→ **Your task**:
Reproduce the material word for word; the images stay out.

→ **Rows**:
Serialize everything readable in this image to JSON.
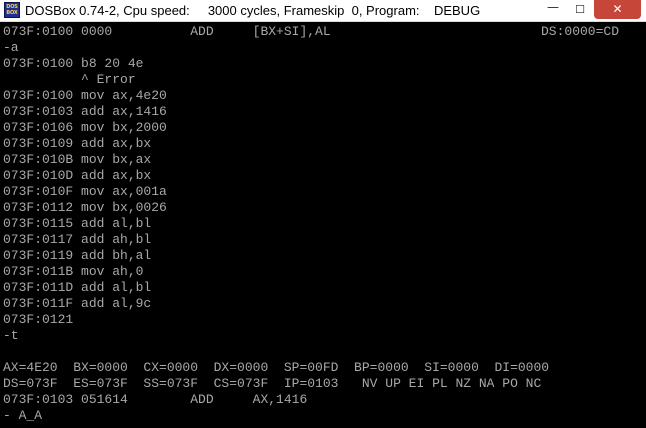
{
  "window": {
    "title": "DOSBox 0.74-2, Cpu speed:     3000 cycles, Frameskip  0, Program:    DEBUG",
    "icon_name": "dosbox-icon",
    "icon_text": "DOS BOX",
    "minimize_glyph": "—",
    "maximize_glyph": "☐",
    "close_glyph": "✕",
    "accent_close_color": "#c7463a"
  },
  "console": {
    "text_color": "#a8a8a8",
    "background": "#000000",
    "ds_readout": "DS:0000=CD",
    "lines": [
      "073F:0100 0000          ADD     [BX+SI],AL",
      "-a",
      "073F:0100 b8 20 4e",
      "          ^ Error",
      "073F:0100 mov ax,4e20",
      "073F:0103 add ax,1416",
      "073F:0106 mov bx,2000",
      "073F:0109 add ax,bx",
      "073F:010B mov bx,ax",
      "073F:010D add ax,bx",
      "073F:010F mov ax,001a",
      "073F:0112 mov bx,0026",
      "073F:0115 add al,bl",
      "073F:0117 add ah,bl",
      "073F:0119 add bh,al",
      "073F:011B mov ah,0",
      "073F:011D add al,bl",
      "073F:011F add al,9c",
      "073F:0121",
      "-t",
      "",
      "AX=4E20  BX=0000  CX=0000  DX=0000  SP=00FD  BP=0000  SI=0000  DI=0000",
      "DS=073F  ES=073F  SS=073F  CS=073F  IP=0103   NV UP EI PL NZ NA PO NC",
      "073F:0103 051614        ADD     AX,1416",
      "- A_A"
    ]
  }
}
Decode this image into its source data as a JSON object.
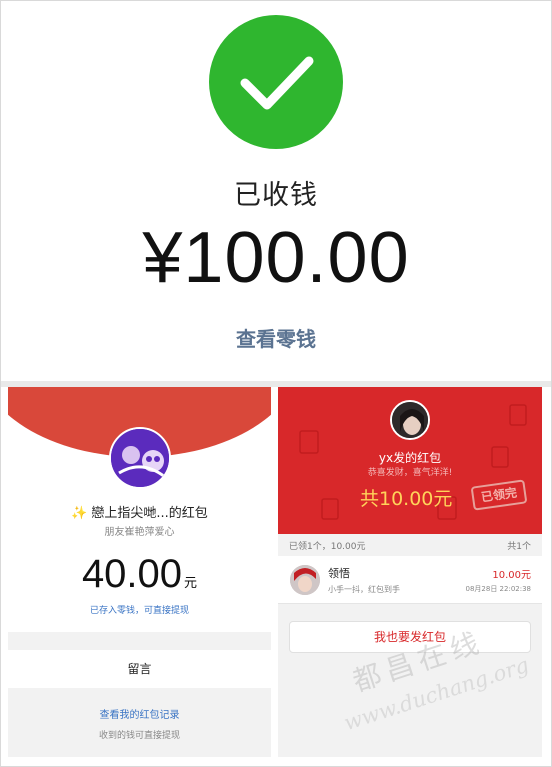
{
  "top": {
    "status_label": "已收钱",
    "amount": "¥100.00",
    "view_change_link": "查看零钱",
    "check_color": "#2fb62f"
  },
  "left": {
    "sender_title": "戀上指尖哋...的红包",
    "sender_subtitle": "朋友崔艳萍爱心",
    "amount": "40.00",
    "unit": "元",
    "saved_note": "已存入零钱，可直接提现",
    "message_button": "留言",
    "records_link": "查看我的红包记录",
    "records_note": "收到的钱可直接提现",
    "red_color": "#d9483a",
    "icons": {
      "sparkle": "sparkle-icon",
      "avatar": "avatar"
    }
  },
  "right": {
    "title": "yx发的红包",
    "subtitle": "恭喜发财，喜气洋洋!",
    "total_amount": "共10.00元",
    "stamp": "已领完",
    "summary_left": "已领1个，10.00元",
    "summary_right": "共1个",
    "receiver": {
      "name": "领悟",
      "message": "小手一抖，红包到手",
      "amount": "10.00元",
      "time": "08月28日 22:02:38"
    },
    "send_button": "我也要发红包",
    "red_color": "#d8282a",
    "accent_yellow": "#ffd35a"
  },
  "watermark": {
    "line1": "都昌在线",
    "line2": "www.duchang.org"
  }
}
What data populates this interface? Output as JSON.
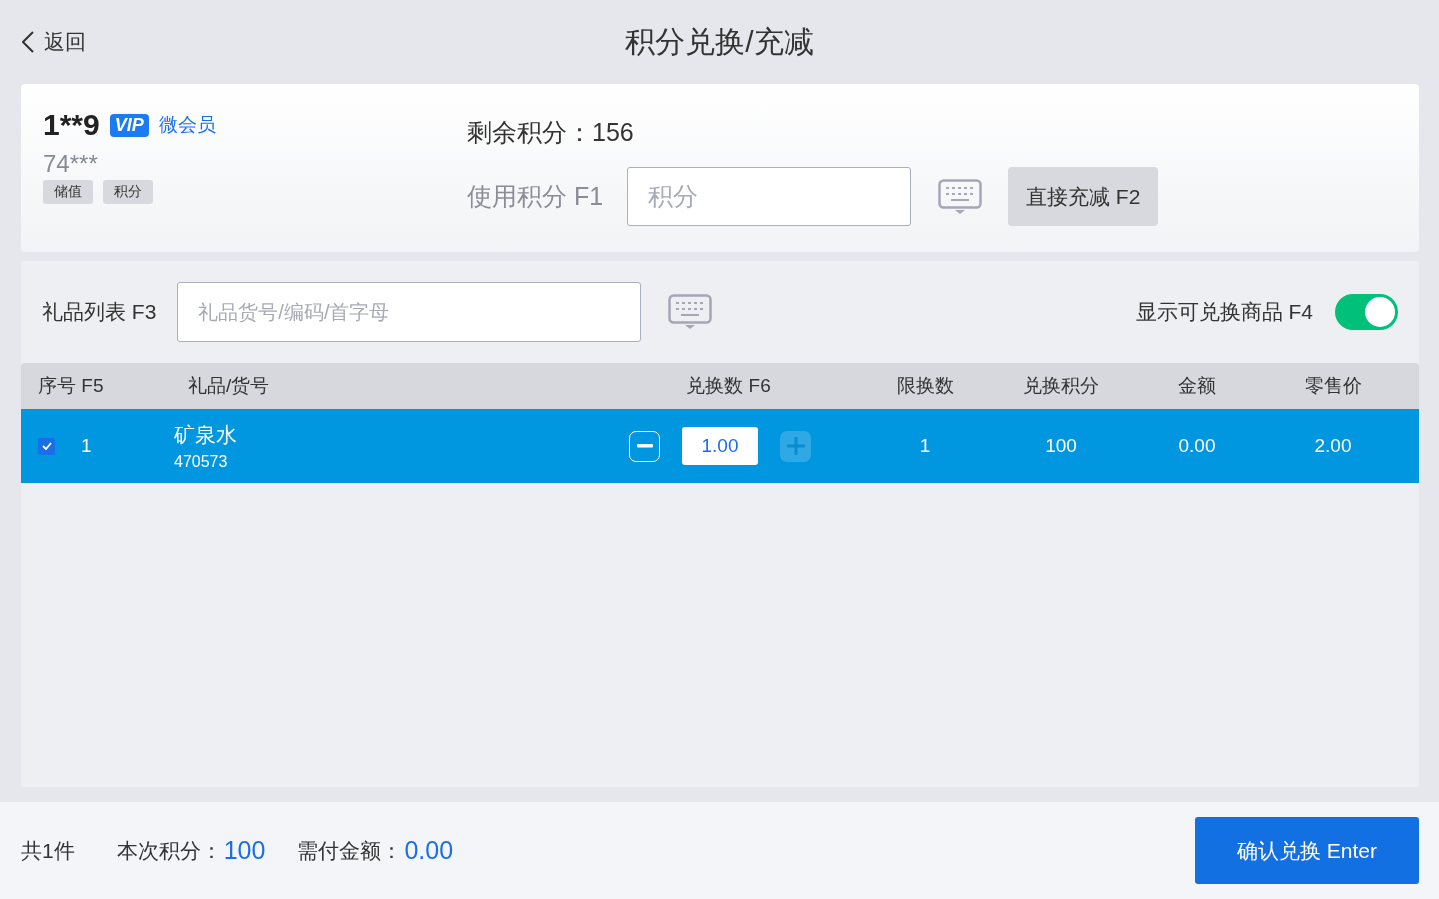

→ **Response to the exercise**:
Serialize everything readable in this image to JSON.
{
  "window": {
    "title": "DOSBox 0.74-2, Cpu speed:     3000 cycles, Frameskip  0, Program:    DEBUG",
    "icon_name": "dosbox-icon",
    "icon_text": "DOS BOX",
    "minimize_glyph": "—",
    "maximize_glyph": "☐",
    "close_glyph": "✕",
    "accent_close_color": "#c7463a"
  },
  "console": {
    "text_color": "#a8a8a8",
    "background": "#000000",
    "ds_readout": "DS:0000=CD",
    "lines": [
      "073F:0100 0000          ADD     [BX+SI],AL",
      "-a",
      "073F:0100 b8 20 4e",
      "          ^ Error",
      "073F:0100 mov ax,4e20",
      "073F:0103 add ax,1416",
      "073F:0106 mov bx,2000",
      "073F:0109 add ax,bx",
      "073F:010B mov bx,ax",
      "073F:010D add ax,bx",
      "073F:010F mov ax,001a",
      "073F:0112 mov bx,0026",
      "073F:0115 add al,bl",
      "073F:0117 add ah,bl",
      "073F:0119 add bh,al",
      "073F:011B mov ah,0",
      "073F:011D add al,bl",
      "073F:011F add al,9c",
      "073F:0121",
      "-t",
      "",
      "AX=4E20  BX=0000  CX=0000  DX=0000  SP=00FD  BP=0000  SI=0000  DI=0000",
      "DS=073F  ES=073F  SS=073F  CS=073F  IP=0103   NV UP EI PL NZ NA PO NC",
      "073F:0103 051614        ADD     AX,1416",
      "- A_A"
    ]
  }
}
Decode this image into its source data as a JSON object.
{
  "top": {
    "status_label": "已收钱",
    "amount": "¥100.00",
    "view_change_link": "查看零钱",
    "check_color": "#2fb62f"
  },
  "left": {
    "sender_title": "戀上指尖哋...的红包",
    "sender_subtitle": "朋友崔艳萍爱心",
    "amount": "40.00",
    "unit": "元",
    "saved_note": "已存入零钱，可直接提现",
    "message_button": "留言",
    "records_link": "查看我的红包记录",
    "records_note": "收到的钱可直接提现",
    "red_color": "#d9483a",
    "icons": {
      "sparkle": "sparkle-icon",
      "avatar": "avatar"
    }
  },
  "right": {
    "title": "yx发的红包",
    "subtitle": "恭喜发财，喜气洋洋!",
    "total_amount": "共10.00元",
    "stamp": "已领完",
    "summary_left": "已领1个，10.00元",
    "summary_right": "共1个",
    "receiver": {
      "name": "领悟",
      "message": "小手一抖，红包到手",
      "amount": "10.00元",
      "time": "08月28日 22:02:38"
    },
    "send_button": "我也要发红包",
    "red_color": "#d8282a",
    "accent_yellow": "#ffd35a"
  },
  "watermark": {
    "line1": "都昌在线",
    "line2": "www.duchang.org"
  }
}
What data populates this interface? Output as JSON.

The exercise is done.